» **SHORT EXERCISE**: Report all lines from the entries below in which "color" appears.
*** INFORMATION SHOWN ***
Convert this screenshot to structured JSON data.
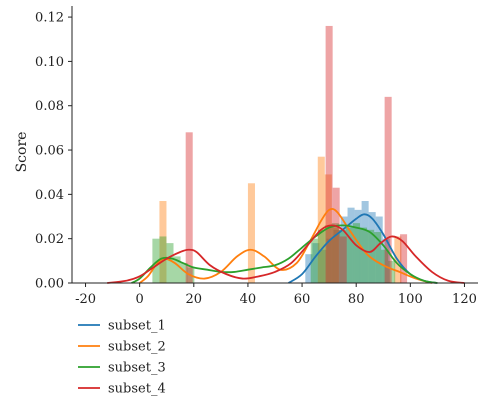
{
  "chart_data": {
    "type": "bar",
    "title": "",
    "xlabel": "",
    "ylabel": "Score",
    "xlim": [
      -25,
      125
    ],
    "ylim": [
      0,
      0.125
    ],
    "xticks": [
      -20,
      0,
      20,
      40,
      60,
      80,
      100,
      120
    ],
    "yticks": [
      0.0,
      0.02,
      0.04,
      0.06,
      0.08,
      0.1,
      0.12
    ],
    "xtick_labels": [
      "-20",
      "0",
      "20",
      "40",
      "60",
      "80",
      "100",
      "120"
    ],
    "ytick_labels": [
      "0.00",
      "0.02",
      "0.04",
      "0.06",
      "0.08",
      "0.10",
      "0.12"
    ],
    "grid": false,
    "legend_position": "bottom-left, below plot",
    "bin_width": 2.6,
    "series": [
      {
        "name": "subset_1",
        "color": "#1f77b4",
        "histogram": [
          {
            "x": 62.5,
            "y": 0.013
          },
          {
            "x": 65.1,
            "y": 0.018
          },
          {
            "x": 67.7,
            "y": 0.015
          },
          {
            "x": 70.3,
            "y": 0.02
          },
          {
            "x": 72.9,
            "y": 0.024
          },
          {
            "x": 75.5,
            "y": 0.03
          },
          {
            "x": 78.1,
            "y": 0.034
          },
          {
            "x": 80.7,
            "y": 0.033
          },
          {
            "x": 83.3,
            "y": 0.037
          },
          {
            "x": 85.9,
            "y": 0.032
          },
          {
            "x": 88.5,
            "y": 0.03
          },
          {
            "x": 91.1,
            "y": 0.02
          }
        ],
        "kde": [
          [
            55,
            0.0
          ],
          [
            60,
            0.004
          ],
          [
            65,
            0.012
          ],
          [
            70,
            0.019
          ],
          [
            75,
            0.024
          ],
          [
            80,
            0.029
          ],
          [
            83,
            0.031
          ],
          [
            86,
            0.029
          ],
          [
            90,
            0.022
          ],
          [
            95,
            0.011
          ],
          [
            100,
            0.004
          ],
          [
            105,
            0.001
          ],
          [
            110,
            0.0
          ]
        ]
      },
      {
        "name": "subset_2",
        "color": "#ff7f0e",
        "histogram": [
          {
            "x": 8.6,
            "y": 0.037
          },
          {
            "x": 41.3,
            "y": 0.045
          },
          {
            "x": 67.1,
            "y": 0.057
          },
          {
            "x": 69.7,
            "y": 0.049
          },
          {
            "x": 72.3,
            "y": 0.025
          },
          {
            "x": 95.4,
            "y": 0.021
          }
        ],
        "kde": [
          [
            0,
            0.0
          ],
          [
            3,
            0.003
          ],
          [
            6,
            0.008
          ],
          [
            9,
            0.011
          ],
          [
            13,
            0.009
          ],
          [
            18,
            0.004
          ],
          [
            24,
            0.002
          ],
          [
            30,
            0.005
          ],
          [
            36,
            0.012
          ],
          [
            41,
            0.015
          ],
          [
            46,
            0.012
          ],
          [
            52,
            0.006
          ],
          [
            58,
            0.009
          ],
          [
            63,
            0.019
          ],
          [
            67,
            0.028
          ],
          [
            70,
            0.033
          ],
          [
            73,
            0.032
          ],
          [
            78,
            0.023
          ],
          [
            84,
            0.013
          ],
          [
            90,
            0.008
          ],
          [
            96,
            0.005
          ],
          [
            102,
            0.002
          ],
          [
            108,
            0.0
          ]
        ]
      },
      {
        "name": "subset_3",
        "color": "#2ca02c",
        "histogram": [
          {
            "x": 6.0,
            "y": 0.02
          },
          {
            "x": 8.6,
            "y": 0.021
          },
          {
            "x": 11.2,
            "y": 0.018
          },
          {
            "x": 13.8,
            "y": 0.012
          },
          {
            "x": 16.4,
            "y": 0.009
          },
          {
            "x": 18.9,
            "y": 0.007
          },
          {
            "x": 64.5,
            "y": 0.02
          },
          {
            "x": 67.1,
            "y": 0.024
          },
          {
            "x": 69.7,
            "y": 0.026
          },
          {
            "x": 72.3,
            "y": 0.027
          },
          {
            "x": 74.9,
            "y": 0.024
          },
          {
            "x": 77.5,
            "y": 0.025
          },
          {
            "x": 80.1,
            "y": 0.027
          },
          {
            "x": 82.7,
            "y": 0.025
          },
          {
            "x": 85.3,
            "y": 0.024
          },
          {
            "x": 87.9,
            "y": 0.023
          },
          {
            "x": 90.5,
            "y": 0.015
          },
          {
            "x": 93.1,
            "y": 0.01
          }
        ],
        "kde": [
          [
            -3,
            0.0
          ],
          [
            0,
            0.002
          ],
          [
            4,
            0.007
          ],
          [
            8,
            0.011
          ],
          [
            12,
            0.011
          ],
          [
            16,
            0.009
          ],
          [
            20,
            0.007
          ],
          [
            25,
            0.006
          ],
          [
            30,
            0.005
          ],
          [
            35,
            0.005
          ],
          [
            40,
            0.006
          ],
          [
            45,
            0.007
          ],
          [
            50,
            0.008
          ],
          [
            55,
            0.011
          ],
          [
            60,
            0.016
          ],
          [
            65,
            0.021
          ],
          [
            70,
            0.025
          ],
          [
            75,
            0.026
          ],
          [
            80,
            0.025
          ],
          [
            85,
            0.023
          ],
          [
            90,
            0.017
          ],
          [
            95,
            0.009
          ],
          [
            100,
            0.004
          ],
          [
            105,
            0.001
          ],
          [
            110,
            0.0
          ]
        ]
      },
      {
        "name": "subset_4",
        "color": "#d62728",
        "histogram": [
          {
            "x": 18.3,
            "y": 0.068
          },
          {
            "x": 70.0,
            "y": 0.116
          },
          {
            "x": 72.6,
            "y": 0.043
          },
          {
            "x": 75.2,
            "y": 0.021
          },
          {
            "x": 91.8,
            "y": 0.084
          },
          {
            "x": 97.5,
            "y": 0.022
          }
        ],
        "kde": [
          [
            -12,
            0.0
          ],
          [
            -5,
            0.001
          ],
          [
            0,
            0.003
          ],
          [
            5,
            0.007
          ],
          [
            10,
            0.011
          ],
          [
            15,
            0.014
          ],
          [
            18,
            0.015
          ],
          [
            21,
            0.014
          ],
          [
            26,
            0.008
          ],
          [
            32,
            0.004
          ],
          [
            38,
            0.002
          ],
          [
            44,
            0.003
          ],
          [
            50,
            0.005
          ],
          [
            56,
            0.009
          ],
          [
            62,
            0.017
          ],
          [
            67,
            0.024
          ],
          [
            71,
            0.026
          ],
          [
            75,
            0.024
          ],
          [
            80,
            0.017
          ],
          [
            85,
            0.014
          ],
          [
            89,
            0.018
          ],
          [
            93,
            0.021
          ],
          [
            97,
            0.019
          ],
          [
            102,
            0.012
          ],
          [
            108,
            0.005
          ],
          [
            114,
            0.001
          ],
          [
            120,
            0.0
          ]
        ]
      }
    ]
  }
}
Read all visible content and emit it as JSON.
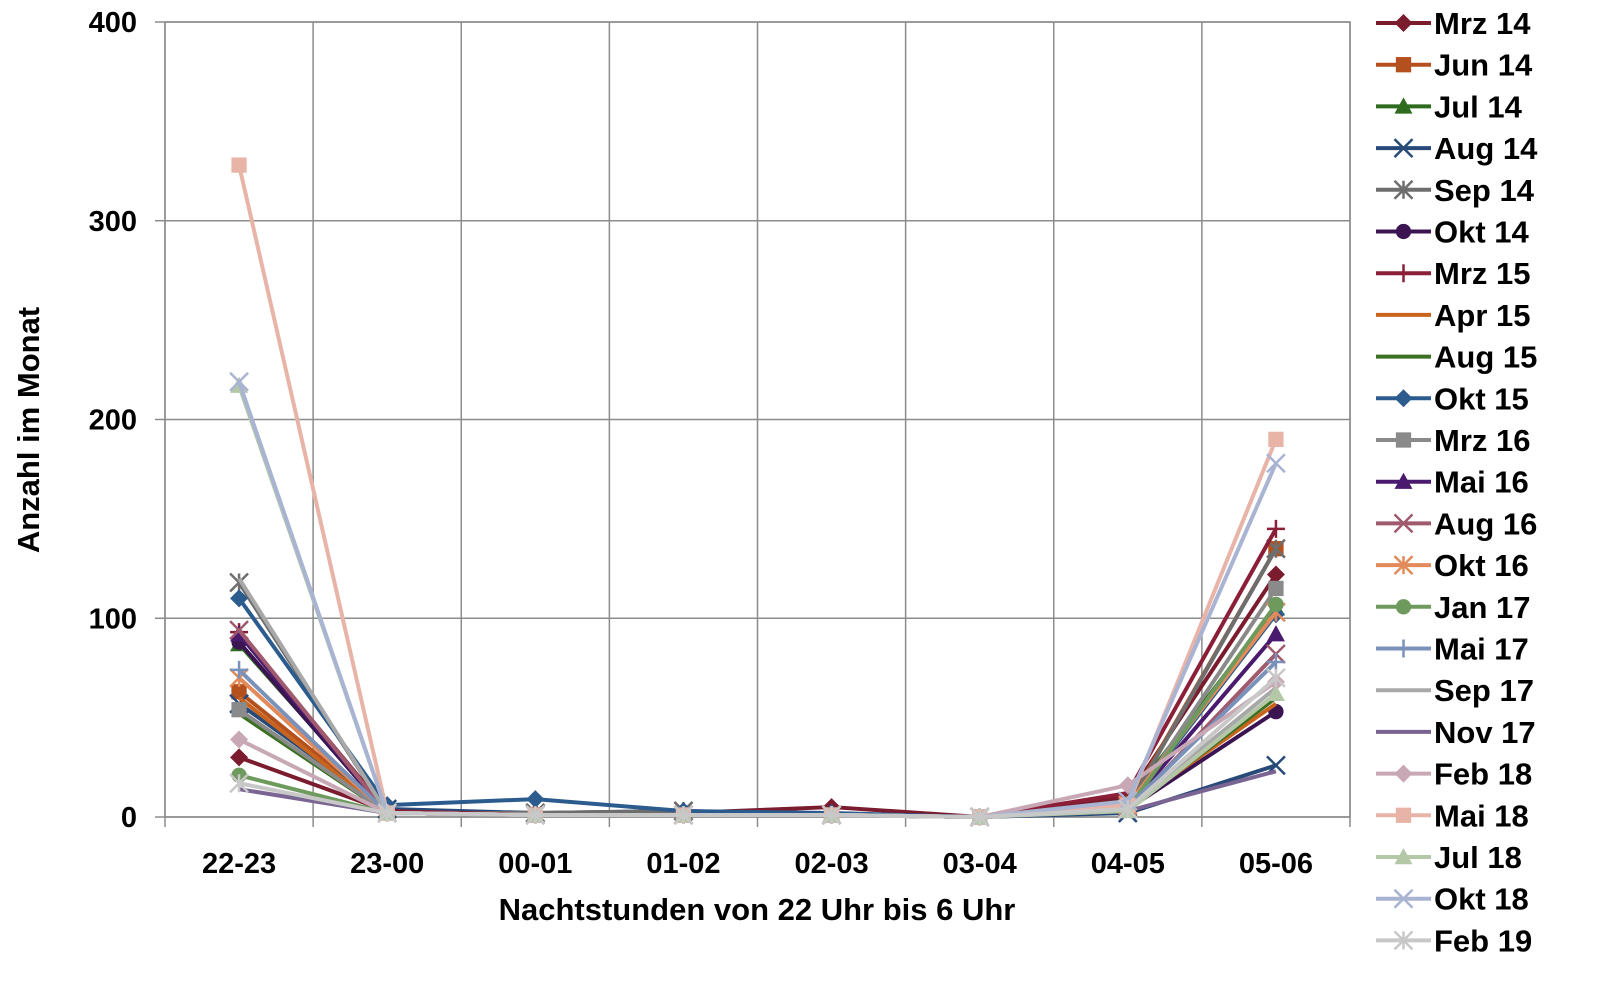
***
» **RESPONSE BELOW**:
        "color": "#1f77b4",
        "color": "#ff7f0e",
        "color": "#2ca02c",
        "color": "#d62728",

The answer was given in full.